▸ DO THIS:
Pull out every line below that contains the word "Course".

▸ DATA SECTION:
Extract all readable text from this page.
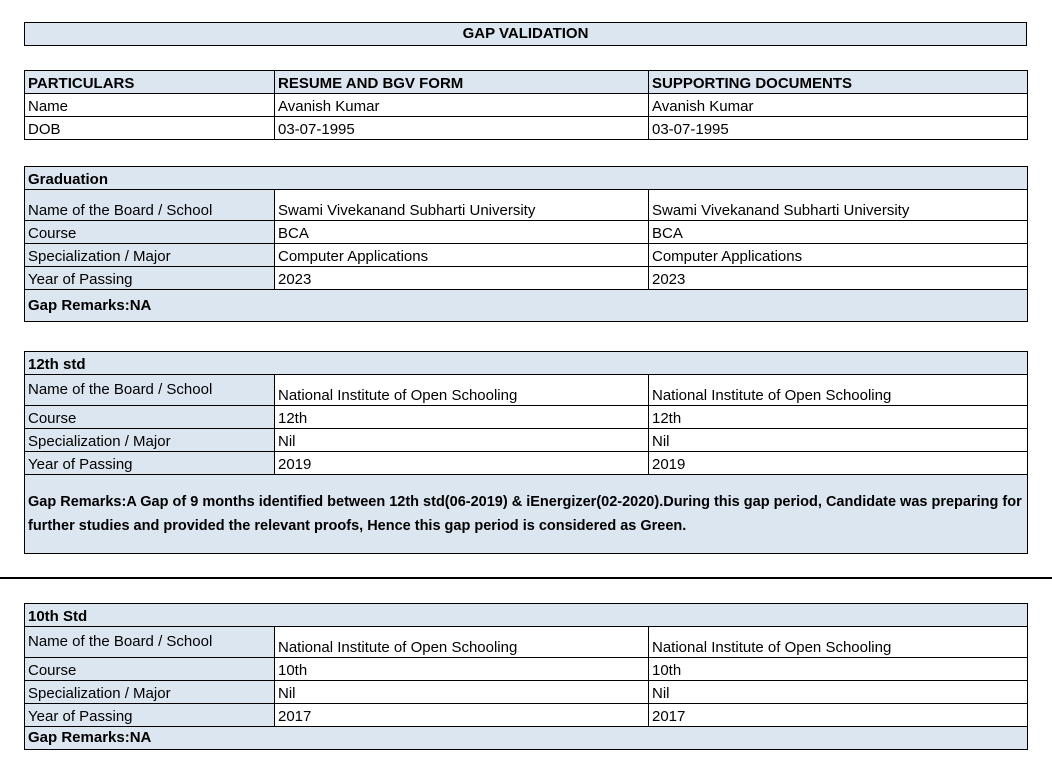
GAP VALIDATION
PARTICULARS	RESUME AND BGV FORM	SUPPORTING DOCUMENTS
Name	Avanish Kumar	Avanish Kumar
DOB	03-07-1995	03-07-1995
Graduation		
Name of the Board / School	Swami Vivekanand Subharti University	Swami Vivekanand Subharti University
Course	BCA	BCA
Specialization / Major	Computer Applications	Computer Applications
Year of Passing	2023	2023
Gap Remarks:NA		
12th std		
Name of the Board / School	National Institute of Open Schooling	National Institute of Open Schooling
Course	12th	12th
Specialization / Major	Nil	Nil
Year of Passing	2019	2019
Gap Remarks:A Gap of 9 months identified between 12th std(06-2019) & iEnergizer(02-2020).During this gap period, Candidate was preparing for further studies and provided the relevant proofs, Hence this gap period is considered as Green.		
10th Std		
Name of the Board / School	National Institute of Open Schooling	National Institute of Open Schooling
Course	10th	10th
Specialization / Major	Nil	Nil
Year of Passing	2017	2017
Gap Remarks:NA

▸ EXERCISE RESULT:
Course	BCA	BCA
Course	12th	12th
Course	10th	10th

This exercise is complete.